** EXERCISE PROMPT **
Copy the records word for word, from the very first line through the line containing "table-cell: 0.00 [572, 168, 631, 186]", with both ends included.

## BEGIN

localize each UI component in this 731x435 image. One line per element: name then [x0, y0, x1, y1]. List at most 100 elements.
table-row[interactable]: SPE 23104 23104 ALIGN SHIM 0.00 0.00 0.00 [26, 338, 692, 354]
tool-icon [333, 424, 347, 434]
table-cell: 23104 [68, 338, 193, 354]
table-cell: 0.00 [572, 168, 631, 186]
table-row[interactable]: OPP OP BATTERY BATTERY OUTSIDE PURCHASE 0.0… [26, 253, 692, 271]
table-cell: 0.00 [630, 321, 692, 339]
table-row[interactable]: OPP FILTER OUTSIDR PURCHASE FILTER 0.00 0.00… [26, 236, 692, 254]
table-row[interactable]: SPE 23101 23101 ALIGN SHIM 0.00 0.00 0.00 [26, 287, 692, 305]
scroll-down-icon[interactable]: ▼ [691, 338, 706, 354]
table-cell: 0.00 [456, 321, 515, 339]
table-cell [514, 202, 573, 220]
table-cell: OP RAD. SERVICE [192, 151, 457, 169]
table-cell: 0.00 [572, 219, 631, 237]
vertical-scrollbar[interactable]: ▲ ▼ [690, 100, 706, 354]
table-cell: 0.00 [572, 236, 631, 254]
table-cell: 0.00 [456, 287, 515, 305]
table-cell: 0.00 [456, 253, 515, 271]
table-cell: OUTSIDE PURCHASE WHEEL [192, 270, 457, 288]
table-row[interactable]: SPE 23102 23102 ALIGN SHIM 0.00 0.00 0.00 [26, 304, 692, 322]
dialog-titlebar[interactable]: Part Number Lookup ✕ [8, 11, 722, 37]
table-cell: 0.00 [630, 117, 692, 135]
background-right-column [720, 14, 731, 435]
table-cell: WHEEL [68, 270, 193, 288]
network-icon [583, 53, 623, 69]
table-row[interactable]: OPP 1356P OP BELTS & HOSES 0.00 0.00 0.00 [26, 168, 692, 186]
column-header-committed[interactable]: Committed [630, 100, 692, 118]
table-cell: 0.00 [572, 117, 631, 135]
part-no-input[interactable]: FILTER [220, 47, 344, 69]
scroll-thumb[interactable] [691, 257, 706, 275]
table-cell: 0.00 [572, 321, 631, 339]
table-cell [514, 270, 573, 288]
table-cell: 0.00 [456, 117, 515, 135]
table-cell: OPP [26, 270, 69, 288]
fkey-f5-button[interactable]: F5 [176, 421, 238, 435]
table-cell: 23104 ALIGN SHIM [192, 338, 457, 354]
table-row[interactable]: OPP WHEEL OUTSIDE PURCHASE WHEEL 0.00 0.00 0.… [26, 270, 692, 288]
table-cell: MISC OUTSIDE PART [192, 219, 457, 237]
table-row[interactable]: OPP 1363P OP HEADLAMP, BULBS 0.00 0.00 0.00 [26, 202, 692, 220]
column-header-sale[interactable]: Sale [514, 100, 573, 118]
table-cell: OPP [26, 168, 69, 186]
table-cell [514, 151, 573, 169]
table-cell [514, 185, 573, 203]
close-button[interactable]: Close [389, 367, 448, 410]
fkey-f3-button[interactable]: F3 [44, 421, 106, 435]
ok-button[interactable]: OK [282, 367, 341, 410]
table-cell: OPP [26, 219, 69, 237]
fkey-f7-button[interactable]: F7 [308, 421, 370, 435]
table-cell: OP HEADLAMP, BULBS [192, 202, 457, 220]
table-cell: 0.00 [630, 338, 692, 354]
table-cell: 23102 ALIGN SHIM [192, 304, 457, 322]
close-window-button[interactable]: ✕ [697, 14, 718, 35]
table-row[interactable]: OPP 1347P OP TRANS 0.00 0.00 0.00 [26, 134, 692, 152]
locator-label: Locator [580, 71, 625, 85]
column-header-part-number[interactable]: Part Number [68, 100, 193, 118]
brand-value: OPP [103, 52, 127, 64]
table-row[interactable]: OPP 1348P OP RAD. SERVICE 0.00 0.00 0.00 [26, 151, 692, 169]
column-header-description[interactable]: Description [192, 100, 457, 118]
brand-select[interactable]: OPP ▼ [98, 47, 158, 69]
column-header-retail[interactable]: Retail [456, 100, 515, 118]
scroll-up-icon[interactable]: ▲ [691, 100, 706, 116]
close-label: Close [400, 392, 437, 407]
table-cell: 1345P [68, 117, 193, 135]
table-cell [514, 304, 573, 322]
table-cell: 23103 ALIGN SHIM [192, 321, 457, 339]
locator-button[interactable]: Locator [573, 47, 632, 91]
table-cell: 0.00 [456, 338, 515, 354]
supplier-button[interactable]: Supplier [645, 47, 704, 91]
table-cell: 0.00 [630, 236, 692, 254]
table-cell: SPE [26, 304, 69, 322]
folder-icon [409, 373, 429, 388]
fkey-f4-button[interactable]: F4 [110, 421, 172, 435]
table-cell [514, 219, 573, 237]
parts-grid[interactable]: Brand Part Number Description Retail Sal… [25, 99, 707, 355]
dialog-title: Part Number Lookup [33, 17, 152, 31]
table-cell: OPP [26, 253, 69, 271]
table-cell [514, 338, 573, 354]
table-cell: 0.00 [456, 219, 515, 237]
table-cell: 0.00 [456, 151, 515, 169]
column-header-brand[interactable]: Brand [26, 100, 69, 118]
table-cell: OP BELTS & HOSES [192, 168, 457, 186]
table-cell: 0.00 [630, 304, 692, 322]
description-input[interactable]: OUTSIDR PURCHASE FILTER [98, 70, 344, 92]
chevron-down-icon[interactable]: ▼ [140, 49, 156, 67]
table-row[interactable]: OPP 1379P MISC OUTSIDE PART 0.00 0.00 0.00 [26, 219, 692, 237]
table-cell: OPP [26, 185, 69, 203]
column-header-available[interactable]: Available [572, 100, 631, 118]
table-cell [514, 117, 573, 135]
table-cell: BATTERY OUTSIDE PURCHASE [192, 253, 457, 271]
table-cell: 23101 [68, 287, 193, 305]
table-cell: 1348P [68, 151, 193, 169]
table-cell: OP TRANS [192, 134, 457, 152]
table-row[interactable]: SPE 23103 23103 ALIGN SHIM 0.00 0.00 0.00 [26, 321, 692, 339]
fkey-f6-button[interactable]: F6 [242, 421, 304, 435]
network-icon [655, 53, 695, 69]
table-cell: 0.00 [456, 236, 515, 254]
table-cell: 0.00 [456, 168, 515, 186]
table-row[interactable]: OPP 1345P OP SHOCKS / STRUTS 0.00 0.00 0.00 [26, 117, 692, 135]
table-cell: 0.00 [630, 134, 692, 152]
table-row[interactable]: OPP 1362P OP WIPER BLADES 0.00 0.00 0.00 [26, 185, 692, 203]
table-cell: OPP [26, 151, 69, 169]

## END

** SOLUTION TO THIS TASK **
localize each UI component in this 731x435 image. One line per element: name then [x0, y0, x1, y1]. List at most 100 elements.
table-row[interactable]: SPE 23104 23104 ALIGN SHIM 0.00 0.00 0.00 [26, 338, 692, 354]
tool-icon [333, 424, 347, 434]
table-cell: 23104 [68, 338, 193, 354]
table-cell: 0.00 [572, 168, 631, 186]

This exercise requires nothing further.